▶ [THE TASK]: Select all lines with the string "title" in them, and copy those lines.

* start RECORDED DATA *

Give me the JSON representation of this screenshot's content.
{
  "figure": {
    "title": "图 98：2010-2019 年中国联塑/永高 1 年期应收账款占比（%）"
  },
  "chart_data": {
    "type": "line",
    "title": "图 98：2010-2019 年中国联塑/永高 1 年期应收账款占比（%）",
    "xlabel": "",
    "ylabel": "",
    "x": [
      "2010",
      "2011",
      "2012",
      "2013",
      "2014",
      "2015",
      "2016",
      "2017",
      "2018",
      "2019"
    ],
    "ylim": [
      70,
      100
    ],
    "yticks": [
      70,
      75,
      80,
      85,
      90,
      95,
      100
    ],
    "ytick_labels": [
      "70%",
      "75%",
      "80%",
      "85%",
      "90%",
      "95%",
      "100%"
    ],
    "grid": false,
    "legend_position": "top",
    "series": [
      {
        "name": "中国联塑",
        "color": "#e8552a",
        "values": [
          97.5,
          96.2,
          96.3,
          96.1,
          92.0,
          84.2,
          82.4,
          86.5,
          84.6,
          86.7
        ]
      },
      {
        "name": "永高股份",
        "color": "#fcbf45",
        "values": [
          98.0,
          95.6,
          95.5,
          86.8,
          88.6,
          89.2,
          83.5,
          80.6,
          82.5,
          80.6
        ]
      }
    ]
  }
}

* end RECORDED DATA *

▶ [EXPECTED ANSWER]:
    "title": "图 98：2010-2019 年中国联塑/永高 1 年期应收账款占比（%）"
    "title": "图 98：2010-2019 年中国联塑/永高 1 年期应收账款占比（%）",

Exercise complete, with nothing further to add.